● Set problem
Your task is to filter the data below down to the lines holding "重新塑造一个".

begin Dataset records

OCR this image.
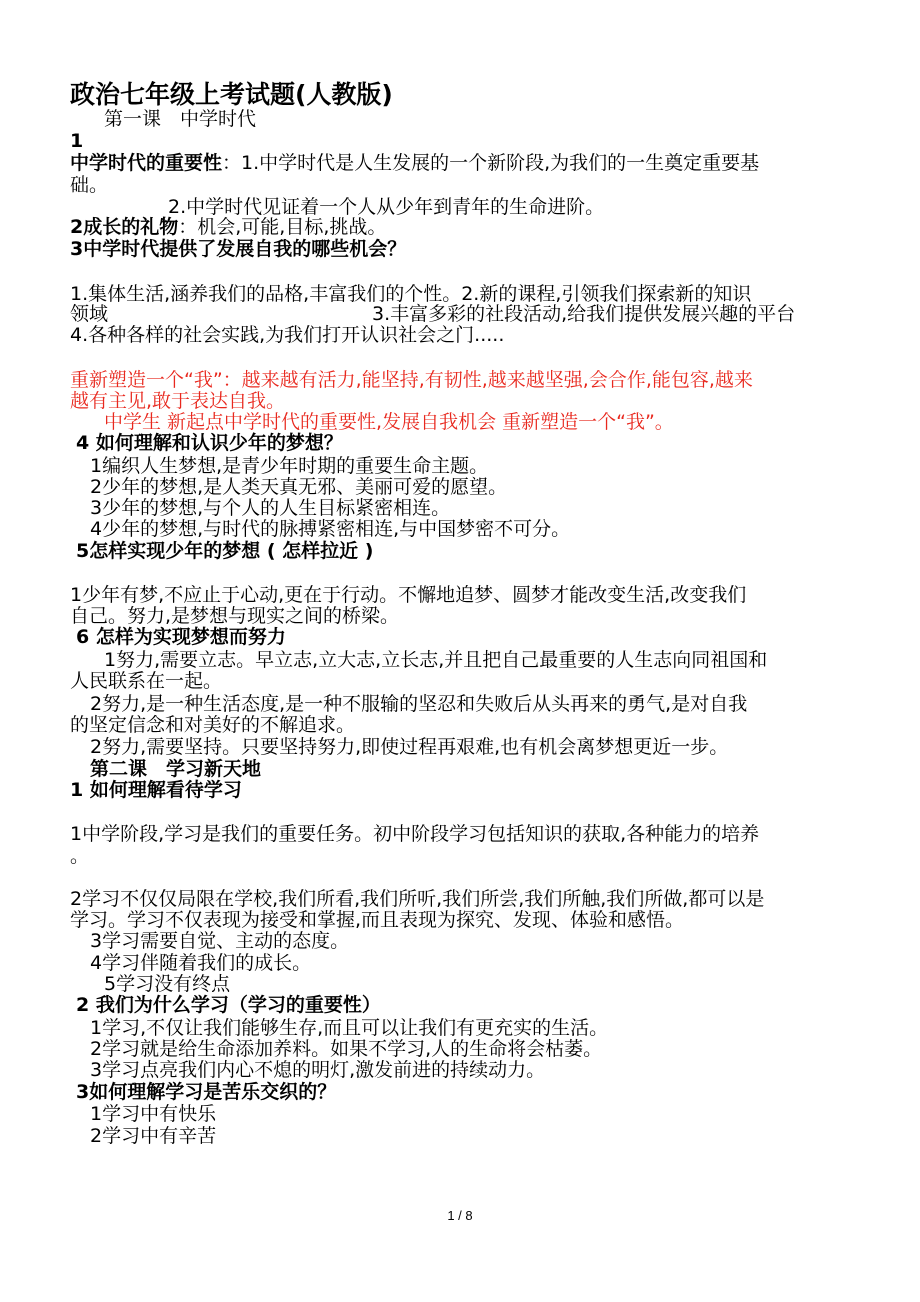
政治七年级上考试题(人教版)
第一课　中学时代
1
中学时代的重要性：1.中学时代是人生发展的一个新阶段,为我们的一生奠定重要基
础。
2.中学时代见证着一个人从少年到青年的生命进阶。
2成长的礼物：机会,可能,目标,挑战。
3中学时代提供了发展自我的哪些机会？
1.集体生活,涵养我们的品格,丰富我们的个性。2.新的课程,引领我们探索新的知识
领域	3.丰富多彩的社段活动,给我们提供发展兴趣的平台
4.各种各样的社会实践,为我们打开认识社会之门.....
重新塑造一个“我”：越来越有活力,能坚持,有韧性,越来越坚强,会合作,能包容,越来
越有主见,敢于表达自我。
中学生 新起点中学时代的重要性,发展自我机会 重新塑造一个“我”。
4 如何理解和认识少年的梦想？
1编织人生梦想,是青少年时期的重要生命主题。
2少年的梦想,是人类天真无邪、美丽可爱的愿望。
3少年的梦想,与个人的人生目标紧密相连。
4少年的梦想,与时代的脉搏紧密相连,与中国梦密不可分。
5怎样实现少年的梦想 ( 怎样拉近 )
1少年有梦,不应止于心动,更在于行动。不懈地追梦、圆梦才能改变生活,改变我们
自己。努力,是梦想与现实之间的桥梁。
6 怎样为实现梦想而努力
1努力,需要立志。早立志,立大志,立长志,并且把自己最重要的人生志向同祖国和
人民联系在一起。
2努力,是一种生活态度,是一种不服输的坚忍和失败后从头再来的勇气,是对自我
的坚定信念和对美好的不解追求。
2努力,需要坚持。只要坚持努力,即使过程再艰难,也有机会离梦想更近一步。
第二课　学习新天地
1 如何理解看待学习
1中学阶段,学习是我们的重要任务。初中阶段学习包括知识的获取,各种能力的培养
。
2学习不仅仅局限在学校,我们所看,我们所听,我们所尝,我们所触,我们所做,都可以是
学习。学习不仅表现为接受和掌握,而且表现为探究、发现、体验和感悟。
3学习需要自觉、主动的态度。
4学习伴随着我们的成长。
5学习没有终点
2 我们为什么学习（学习的重要性）
1学习,不仅让我们能够生存,而且可以让我们有更充实的生活。
2学习就是给生命添加养料。如果不学习,人的生命将会枯萎。
3学习点亮我们内心不熄的明灯,激发前进的持续动力。
3如何理解学习是苦乐交织的？
1学习中有快乐
2学习中有辛苦
1 / 8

end Dataset records

● Solution
重新塑造一个“我”：越来越有活力,能坚持,有韧性,越来越坚强,会合作,能包容,越来
中学生 新起点中学时代的重要性,发展自我机会 重新塑造一个“我”。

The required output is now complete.